→ WRITTEN INSTRUCTION:
Return every line of the data below that includes the string "skupnost".

→ RECORDS FOR THIS EXERCISE:
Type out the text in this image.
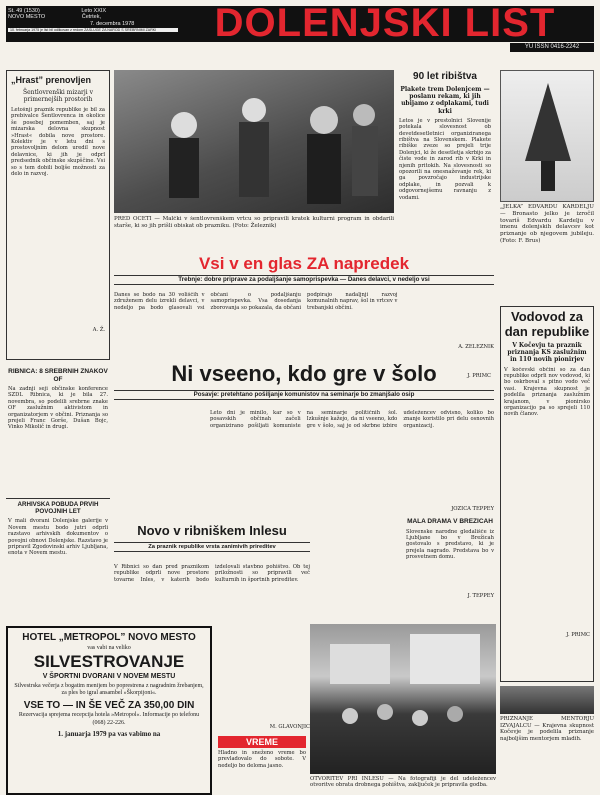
St. 49 (1530)	Leto XXIX
NOVO MESTO	Četrtek,
7. decembra 1978
10. februarja 1975 je list bil odlikovan z redom ZASLUGE ZA NAROD S SREBRNIMI ZARKI	DOLENJSKI LIST
YU ISSN 0416-2242
„Hrast” prenovljen
Šentlovrenški mizarji v primernejših prostorih
Letošnji praznik republike je bil za prebivalce Šentlovrenca in okolice še posebej pomemben, saj je mizarska delovna skupnost »Hrast« dobila nove prostore. Kolektiv je v letu dni s prostovoljnim delom uredil nove delavnice, ki jih je odprl predsednik občinske skupščine. Vsi so s tem dobili boljše možnosti za delo in razvoj.
A. Ž.
RIBNICA: 8 SREBRNIH ZNAKOV OF
Na zadnji seji občinske konference SZDL Ribnica, ki je bila 27. novembra, so podelili srebrne znake OF zaslužnim aktivistom in organizatorjem v občini. Priznanja so prejeli Franc Gorše, Dušan Bojc, Vinko Mikolič in drugi.
ARHIVSKA POBUDA PRVIH POVOJNIH LET
V mali dvorani Dolenjske galerije v Novem mestu bodo jutri odprli razstavo arhivskih dokumentov o povojni obnovi Dolenjske. Razstavo je pripravil Zgodovinski arhiv Ljubljana, enota v Novem mestu.
HOTEL „METROPOL” NOVO MESTO
vas vabi na veliko
SILVESTROVANJE
V ŠPORTNI DVORANI V NOVEM MESTU
Silvestrska večerja z bogatim menijem bo poprestrena z nagradnim žrebanjem, za ples bo igral ansambel »Škorpijoni«.
VSE TO — IN ŠE VEČ ZA 350,00 DIN
Rezervacija sprejema recepcija hotela »Metropol«. Informacije po telefonu (068) 22-226.
1. januarja 1979 pa vas vabimo na
PRED OČETI — Malčki v šentlovrenškem vrtcu so pripravili kratek kulturni program in obdarili starše, ki so jih prišli obiskat ob prazniku. (Foto: Železnik)
90 let ribištva
Plakete trem Dolenjcem — poslanu rekam, ki jih ubijamo z odplakami, tudi krki
Letos je v prestolnici Slovenije potekala slovesnost ob devetdesetletnici organiziranega ribištva na Slovenskem. Plakete ribiške zveze so prejeli trije Dolenjci, ki že desetletja skrbijo za čiste vode in zarod rib v Krki in njenih pritokih. Na slovesnosti so opozorili na onesnaževanje rek, ki ga povzročajo industrijske odplake, in pozvali k odgovornejšemu ravnanju z vodami.
J. PRIMC
„JELKA” EDVARDU KARDELJU — Bronasto jelko je izročil tovariš Edvardu Kardelju v imenu dolenjskih delavcev kot priznanje ob njegovem jubileju. (Foto: F. Brus)
Vodovod za dan republike
V Kočevju ta praznik priznanja KS zaslužnim in 110 novih pionirjev
V kočevski občini so za dan republike odprli nov vodovod, ki bo oskrboval s pitno vodo več vasi. Krajevna skupnost je podelila priznanja zaslužnim krajanom, v pionirsko organizacijo pa so sprejeli 110 novih članov.
J. PRIMC
PRIZNANJE MENTORJU IZVAJALCU — Krajevna skupnost Kočevje je podelila priznanje najboljšim mentorjem mladih.
Vsi v en glas ZA napredek
Trebnje: dobre priprave za podaljšanje samoprispevka — Danes delavci, v nedeljo vsi
Danes se bodo na 30 voliščih v združenem delu izrekli delavci, v nedeljo pa bodo glasovali vsi občani o podaljšanju samoprispevka. Vsa dosedanja zborovanja so pokazala, da občani podpirajo nadaljnji razvoj komunalnih naprav, šol in vrtcev v trebanjski občini.
A. ŽELEZNIK
Ni vseeno, kdo gre v šolo
Posavje: pretehtano pošiljanje komunistov na seminarje bo zmanjšalo osip
Leto dni je minilo, kar so v posavskih občinah začeli organizirano pošiljati komuniste na seminarje političnih šol. Izkušnje kažejo, da ni vseeno, kdo gre v šolo, saj je od skrbne izbire udeležencev odvisno, koliko bo znanje koristilo pri delu osnovnih organizacij.
JOŽICA TEPPEY
Novo v ribniškem Inlesu
Za praznik republike vrsta zanimivih prireditev
V Ribnici so dan pred praznikom republike odprli nove prostore tovarne Inles, v katerih bodo izdelovali stavbno pohištvo. Ob tej priložnosti so pripravili več kulturnih in športnih prireditev.
M. GLAVONJIĆ
MALA DRAMA V BREZICAH
Slovenske narodne gledališče iz Ljubljane bo v Brežicah gostovalo s predstavo, ki je prejela nagrado. Predstava bo v prosvetnem domu.
J. TEPPEY
VREME
Hladno in sneženo vreme bo prevladovalo do sobote. V nedeljo bo deloma jasno.
OTVORITEV PRI INLESU — Na fotografiji je del udeležencev otvoritve obrata drobnega pohištva, zaključek je pripravila godba.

→ TASK RESPONSE:
Letošnji praznik republike je bil za prebivalce Šentlovrenca in okolice še posebej pomemben, saj je mizarska delovna skupnost »Hrast« dobila nove prostore. Kolektiv je v letu dni s prostovoljnim delom uredil nove delavnice, ki jih je odprl predsednik občinske skupščine. Vsi so s tem dobili boljše možnosti za delo in razvoj.
V kočevski občini so za dan republike odprli nov vodovod, ki bo oskrboval s pitno vodo več vasi. Krajevna skupnost je podelila priznanja zaslužnim krajanom, v pionirsko organizacijo pa so sprejeli 110 novih članov.
PRIZNANJE MENTORJU IZVAJALCU — Krajevna skupnost Kočevje je podelila priznanje najboljšim mentorjem mladih.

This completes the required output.